SUPPLIED INFORMATION:

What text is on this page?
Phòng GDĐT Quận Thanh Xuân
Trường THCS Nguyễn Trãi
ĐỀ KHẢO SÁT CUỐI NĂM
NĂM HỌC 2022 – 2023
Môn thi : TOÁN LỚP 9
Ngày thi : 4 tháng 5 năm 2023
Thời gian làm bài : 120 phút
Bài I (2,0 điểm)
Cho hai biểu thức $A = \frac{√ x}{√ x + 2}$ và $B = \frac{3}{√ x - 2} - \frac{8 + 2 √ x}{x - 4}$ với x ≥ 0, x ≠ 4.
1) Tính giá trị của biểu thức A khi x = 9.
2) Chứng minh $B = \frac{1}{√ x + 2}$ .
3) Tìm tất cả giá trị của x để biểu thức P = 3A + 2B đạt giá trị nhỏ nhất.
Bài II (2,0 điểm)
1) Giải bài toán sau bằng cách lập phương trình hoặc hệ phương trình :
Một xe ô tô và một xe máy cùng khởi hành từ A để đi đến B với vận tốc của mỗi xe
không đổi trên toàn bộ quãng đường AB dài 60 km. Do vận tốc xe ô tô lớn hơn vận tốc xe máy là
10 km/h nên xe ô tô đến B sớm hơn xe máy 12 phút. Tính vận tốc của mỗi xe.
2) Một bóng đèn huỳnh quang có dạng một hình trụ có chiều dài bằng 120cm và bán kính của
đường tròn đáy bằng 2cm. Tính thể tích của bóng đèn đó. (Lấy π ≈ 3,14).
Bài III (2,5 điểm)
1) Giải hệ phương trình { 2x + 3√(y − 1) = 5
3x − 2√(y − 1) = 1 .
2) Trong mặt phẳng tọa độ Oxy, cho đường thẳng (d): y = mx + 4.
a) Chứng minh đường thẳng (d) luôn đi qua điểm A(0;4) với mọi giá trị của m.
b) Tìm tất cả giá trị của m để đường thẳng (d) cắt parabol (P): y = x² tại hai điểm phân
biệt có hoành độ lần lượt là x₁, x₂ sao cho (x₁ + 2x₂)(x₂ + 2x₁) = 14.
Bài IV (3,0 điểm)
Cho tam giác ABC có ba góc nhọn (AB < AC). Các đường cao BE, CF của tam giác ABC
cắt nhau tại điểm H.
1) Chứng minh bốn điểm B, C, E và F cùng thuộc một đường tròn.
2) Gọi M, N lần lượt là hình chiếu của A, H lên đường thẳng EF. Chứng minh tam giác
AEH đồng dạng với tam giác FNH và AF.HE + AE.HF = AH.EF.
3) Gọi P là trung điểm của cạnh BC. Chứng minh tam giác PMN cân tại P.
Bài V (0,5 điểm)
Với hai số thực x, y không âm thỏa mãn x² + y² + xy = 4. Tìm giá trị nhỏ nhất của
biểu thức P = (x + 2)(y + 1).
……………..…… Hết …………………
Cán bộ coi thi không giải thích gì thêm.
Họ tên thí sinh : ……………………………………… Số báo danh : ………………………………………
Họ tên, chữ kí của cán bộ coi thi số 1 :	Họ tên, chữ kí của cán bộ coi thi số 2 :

WRITTEN EXERCISE:
Repeat all of the entries exactly.

FINAL RESULT:
What text is on this page?
Phòng GDĐT Quận Thanh Xuân
Trường THCS Nguyễn Trãi
ĐỀ KHẢO SÁT CUỐI NĂM
NĂM HỌC 2022 – 2023
Môn thi : TOÁN LỚP 9
Ngày thi : 4 tháng 5 năm 2023
Thời gian làm bài : 120 phút
Bài I (2,0 điểm)
Cho hai biểu thức $A = \frac{√ x}{√ x + 2}$ và $B = \frac{3}{√ x - 2} - \frac{8 + 2 √ x}{x - 4}$ với x ≥ 0, x ≠ 4.
1) Tính giá trị của biểu thức A khi x = 9.
2) Chứng minh $B = \frac{1}{√ x + 2}$ .
3) Tìm tất cả giá trị của x để biểu thức P = 3A + 2B đạt giá trị nhỏ nhất.
Bài II (2,0 điểm)
1) Giải bài toán sau bằng cách lập phương trình hoặc hệ phương trình :
Một xe ô tô và một xe máy cùng khởi hành từ A để đi đến B với vận tốc của mỗi xe
không đổi trên toàn bộ quãng đường AB dài 60 km. Do vận tốc xe ô tô lớn hơn vận tốc xe máy là
10 km/h nên xe ô tô đến B sớm hơn xe máy 12 phút. Tính vận tốc của mỗi xe.
2) Một bóng đèn huỳnh quang có dạng một hình trụ có chiều dài bằng 120cm và bán kính của
đường tròn đáy bằng 2cm. Tính thể tích của bóng đèn đó. (Lấy π ≈ 3,14).
Bài III (2,5 điểm)
1) Giải hệ phương trình { 2x + 3√(y − 1) = 5
3x − 2√(y − 1) = 1 .
2) Trong mặt phẳng tọa độ Oxy, cho đường thẳng (d): y = mx + 4.
a) Chứng minh đường thẳng (d) luôn đi qua điểm A(0;4) với mọi giá trị của m.
b) Tìm tất cả giá trị của m để đường thẳng (d) cắt parabol (P): y = x² tại hai điểm phân
biệt có hoành độ lần lượt là x₁, x₂ sao cho (x₁ + 2x₂)(x₂ + 2x₁) = 14.
Bài IV (3,0 điểm)
Cho tam giác ABC có ba góc nhọn (AB < AC). Các đường cao BE, CF của tam giác ABC
cắt nhau tại điểm H.
1) Chứng minh bốn điểm B, C, E và F cùng thuộc một đường tròn.
2) Gọi M, N lần lượt là hình chiếu của A, H lên đường thẳng EF. Chứng minh tam giác
AEH đồng dạng với tam giác FNH và AF.HE + AE.HF = AH.EF.
3) Gọi P là trung điểm của cạnh BC. Chứng minh tam giác PMN cân tại P.
Bài V (0,5 điểm)
Với hai số thực x, y không âm thỏa mãn x² + y² + xy = 4. Tìm giá trị nhỏ nhất của
biểu thức P = (x + 2)(y + 1).
……………..…… Hết …………………
Cán bộ coi thi không giải thích gì thêm.
Họ tên thí sinh : ……………………………………… Số báo danh : ………………………………………
Họ tên, chữ kí của cán bộ coi thi số 1 :	Họ tên, chữ kí của cán bộ coi thi số 2 :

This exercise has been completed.